What to work on:
Gather all lines containing the string "Ultrasonic" and copy them out.

━━ Dataset records ━━

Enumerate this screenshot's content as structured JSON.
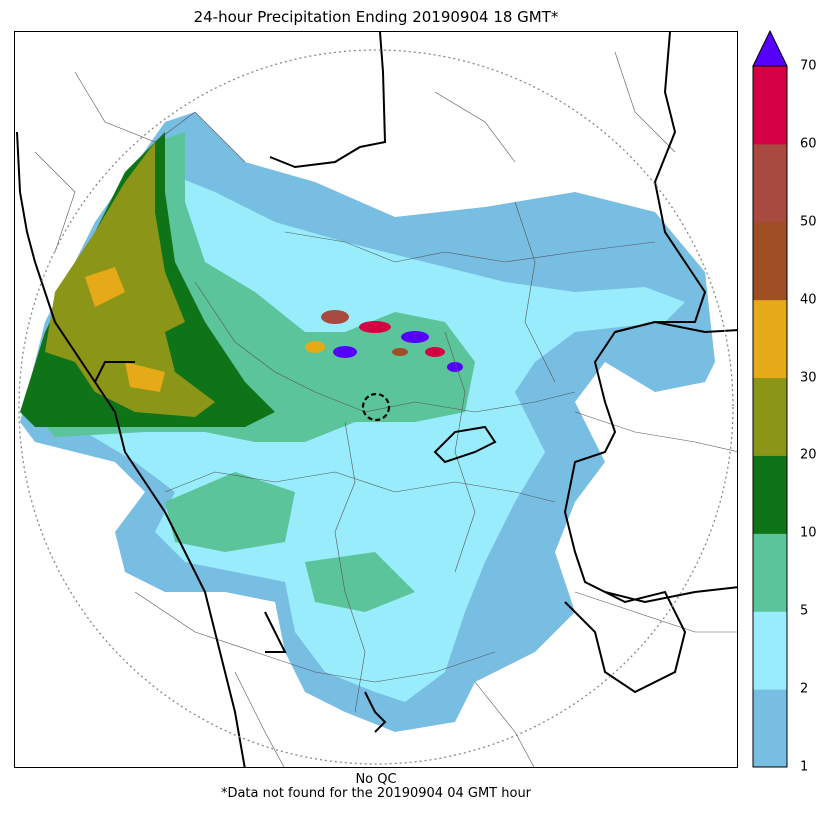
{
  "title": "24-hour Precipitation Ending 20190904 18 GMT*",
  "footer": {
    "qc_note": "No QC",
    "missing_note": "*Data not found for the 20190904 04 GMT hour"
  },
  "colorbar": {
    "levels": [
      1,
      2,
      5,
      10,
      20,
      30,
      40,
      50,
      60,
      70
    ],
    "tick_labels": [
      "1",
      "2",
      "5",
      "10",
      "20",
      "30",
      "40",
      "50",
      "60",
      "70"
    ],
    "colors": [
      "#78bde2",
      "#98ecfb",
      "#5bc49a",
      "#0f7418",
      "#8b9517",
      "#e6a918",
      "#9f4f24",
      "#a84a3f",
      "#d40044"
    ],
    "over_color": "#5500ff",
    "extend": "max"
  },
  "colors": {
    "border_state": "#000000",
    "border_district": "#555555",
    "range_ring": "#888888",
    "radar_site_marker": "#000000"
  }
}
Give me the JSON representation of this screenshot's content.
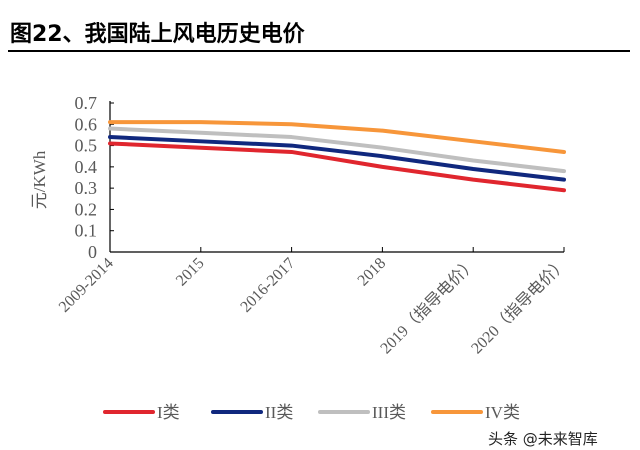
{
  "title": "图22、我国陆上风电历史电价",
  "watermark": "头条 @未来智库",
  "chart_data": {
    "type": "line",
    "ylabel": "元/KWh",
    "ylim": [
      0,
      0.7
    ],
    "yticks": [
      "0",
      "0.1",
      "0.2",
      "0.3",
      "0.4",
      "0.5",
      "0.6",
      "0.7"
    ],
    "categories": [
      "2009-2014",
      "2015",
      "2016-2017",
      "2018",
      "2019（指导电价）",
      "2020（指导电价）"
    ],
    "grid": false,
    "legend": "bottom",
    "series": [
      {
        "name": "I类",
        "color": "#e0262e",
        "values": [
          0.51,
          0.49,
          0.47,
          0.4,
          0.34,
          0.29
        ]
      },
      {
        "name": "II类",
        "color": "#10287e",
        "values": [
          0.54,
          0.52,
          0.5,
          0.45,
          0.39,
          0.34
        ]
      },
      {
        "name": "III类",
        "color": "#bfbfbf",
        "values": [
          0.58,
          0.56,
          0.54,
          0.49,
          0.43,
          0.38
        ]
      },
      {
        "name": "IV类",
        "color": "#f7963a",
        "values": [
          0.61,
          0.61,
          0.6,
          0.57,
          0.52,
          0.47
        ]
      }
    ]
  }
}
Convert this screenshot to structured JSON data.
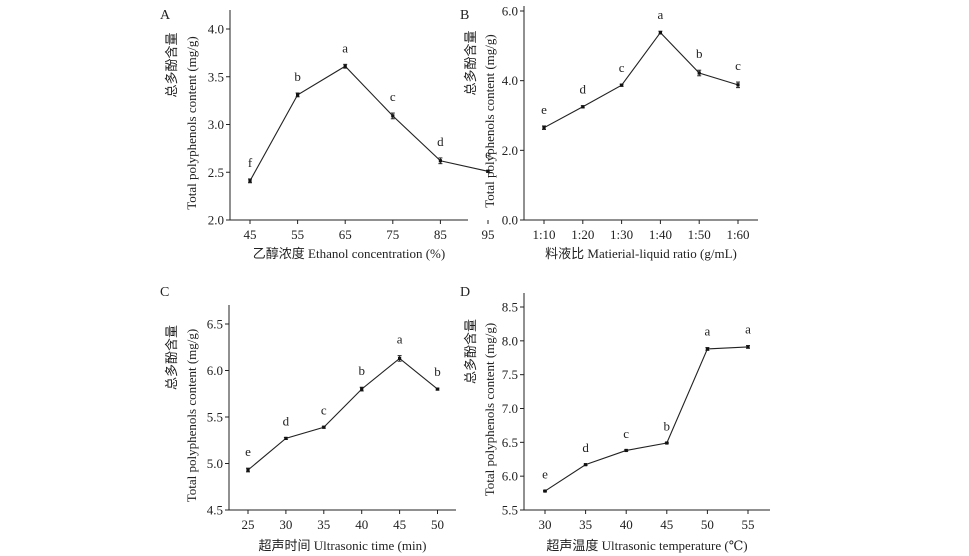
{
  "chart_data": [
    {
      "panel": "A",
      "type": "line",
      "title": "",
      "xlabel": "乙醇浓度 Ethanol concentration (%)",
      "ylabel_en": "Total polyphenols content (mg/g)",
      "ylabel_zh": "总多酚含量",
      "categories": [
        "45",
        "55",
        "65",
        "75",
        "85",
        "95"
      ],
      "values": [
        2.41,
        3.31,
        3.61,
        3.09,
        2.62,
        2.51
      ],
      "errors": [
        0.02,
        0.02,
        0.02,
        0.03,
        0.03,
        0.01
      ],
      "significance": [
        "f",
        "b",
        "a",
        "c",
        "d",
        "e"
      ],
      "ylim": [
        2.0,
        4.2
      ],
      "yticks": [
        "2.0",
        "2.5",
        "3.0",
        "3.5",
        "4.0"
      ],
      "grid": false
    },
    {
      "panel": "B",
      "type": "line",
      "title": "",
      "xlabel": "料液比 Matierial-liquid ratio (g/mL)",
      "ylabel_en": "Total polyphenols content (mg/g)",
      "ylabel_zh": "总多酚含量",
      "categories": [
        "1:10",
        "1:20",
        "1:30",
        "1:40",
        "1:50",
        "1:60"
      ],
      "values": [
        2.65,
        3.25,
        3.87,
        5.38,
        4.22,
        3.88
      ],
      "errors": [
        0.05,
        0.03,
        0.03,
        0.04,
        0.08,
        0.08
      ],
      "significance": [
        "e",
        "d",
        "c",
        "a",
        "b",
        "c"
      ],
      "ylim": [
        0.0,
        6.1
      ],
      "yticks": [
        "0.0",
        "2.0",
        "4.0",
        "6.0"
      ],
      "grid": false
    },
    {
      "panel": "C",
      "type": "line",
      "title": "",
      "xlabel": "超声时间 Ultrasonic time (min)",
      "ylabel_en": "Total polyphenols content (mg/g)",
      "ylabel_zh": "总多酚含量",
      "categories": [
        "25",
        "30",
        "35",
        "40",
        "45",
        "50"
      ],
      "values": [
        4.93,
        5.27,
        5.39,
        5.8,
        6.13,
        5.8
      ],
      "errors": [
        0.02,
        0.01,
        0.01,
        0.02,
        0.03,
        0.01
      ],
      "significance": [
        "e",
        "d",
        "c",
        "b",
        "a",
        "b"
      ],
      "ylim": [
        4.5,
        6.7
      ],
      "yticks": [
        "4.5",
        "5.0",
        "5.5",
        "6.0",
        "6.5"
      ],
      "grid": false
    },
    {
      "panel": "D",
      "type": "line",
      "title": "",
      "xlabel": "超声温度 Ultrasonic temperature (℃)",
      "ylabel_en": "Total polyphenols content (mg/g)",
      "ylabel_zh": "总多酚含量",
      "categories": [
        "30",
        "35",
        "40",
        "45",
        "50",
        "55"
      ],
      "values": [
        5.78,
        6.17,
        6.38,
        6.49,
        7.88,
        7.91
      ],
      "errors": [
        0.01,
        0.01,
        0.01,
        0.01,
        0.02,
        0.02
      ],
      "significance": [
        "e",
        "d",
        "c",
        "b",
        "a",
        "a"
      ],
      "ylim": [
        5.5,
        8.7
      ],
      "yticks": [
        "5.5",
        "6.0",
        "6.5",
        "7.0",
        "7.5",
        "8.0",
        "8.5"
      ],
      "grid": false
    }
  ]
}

━━━

Result of this exercise:
      "xlabel": "超声时间 Ultrasonic time (min)",
      "xlabel": "超声温度 Ultrasonic temperature (℃)",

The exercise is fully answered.